Start of EXTRACTED INFORMATION

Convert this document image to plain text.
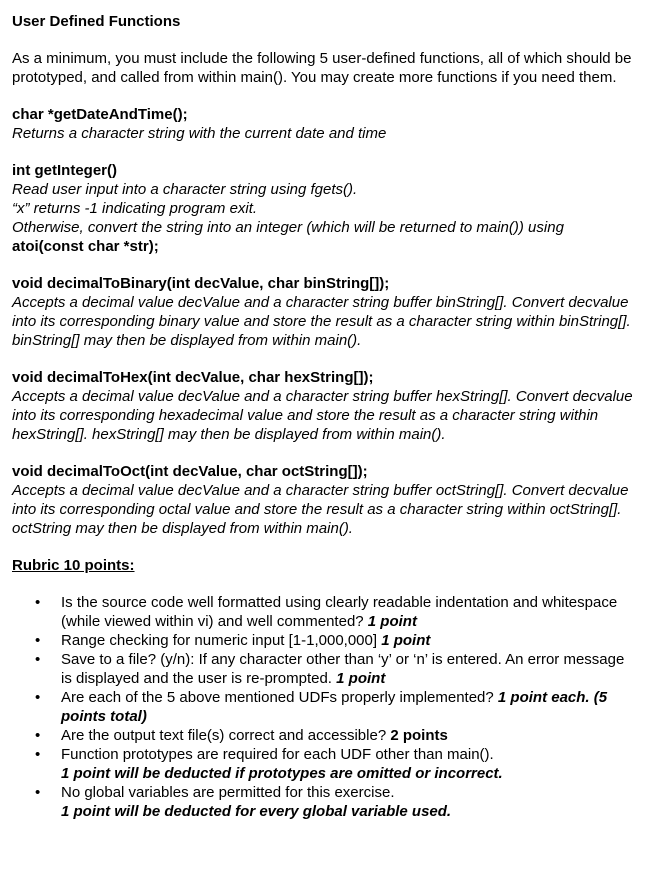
User Defined Functions

As a minimum, you must include the following 5 user-defined functions, all of which should be prototyped, and called from within main(). You may create more functions if you need them.

char *getDateAndTime();
Returns a character string with the current date and time
int getInteger()
Read user input into a character string using fgets().
“x” returns -1 indicating program exit.
Otherwise, convert the string into an integer (which will be returned to main()) using
atoi(const char *str);
void decimalToBinary(int decValue, char binString[]);
Accepts a decimal value decValue and a character string buffer binString[]. Convert decvalue into its corresponding binary value and store the result as a character string within binString[]. binString[] may then be displayed from within main().
void decimalToHex(int decValue, char hexString[]);
Accepts a decimal value decValue and a character string buffer hexString[]. Convert decvalue into its corresponding hexadecimal value and store the result as a character string within hexString[]. hexString[] may then be displayed from within main().
void decimalToOct(int decValue, char octString[]);
Accepts a decimal value decValue and a character string buffer octString[]. Convert decvalue into its corresponding octal value and store the result as a character string within octString[]. octString may then be displayed from within main().
Rubric 10 points:
• Is the source code well formatted using clearly readable indentation and whitespace (while viewed within vi) and well commented? 1 point
• Range checking for numeric input [1-1,000,000] 1 point
• Save to a file? (y/n): If any character other than ‘y’ or ‘n’ is entered. An error message is displayed and the user is re-prompted. 1 point
• Are each of the 5 above mentioned UDFs properly implemented? 1 point each. (5 points total)
• Are the output text file(s) correct and accessible? 2 points
• Function prototypes are required for each UDF other than main().
1 point will be deducted if prototypes are omitted or incorrect.
• No global variables are permitted for this exercise.
1 point will be deducted for every global variable used.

End of EXTRACTED INFORMATION

*WORK INSTRUCTIONS*. Go through the listing above and pull out each line containing the word "text".

*FULL ANSWER*.
Convert this document image to plain text.
• Are the output text file(s) correct and accessible? 2 points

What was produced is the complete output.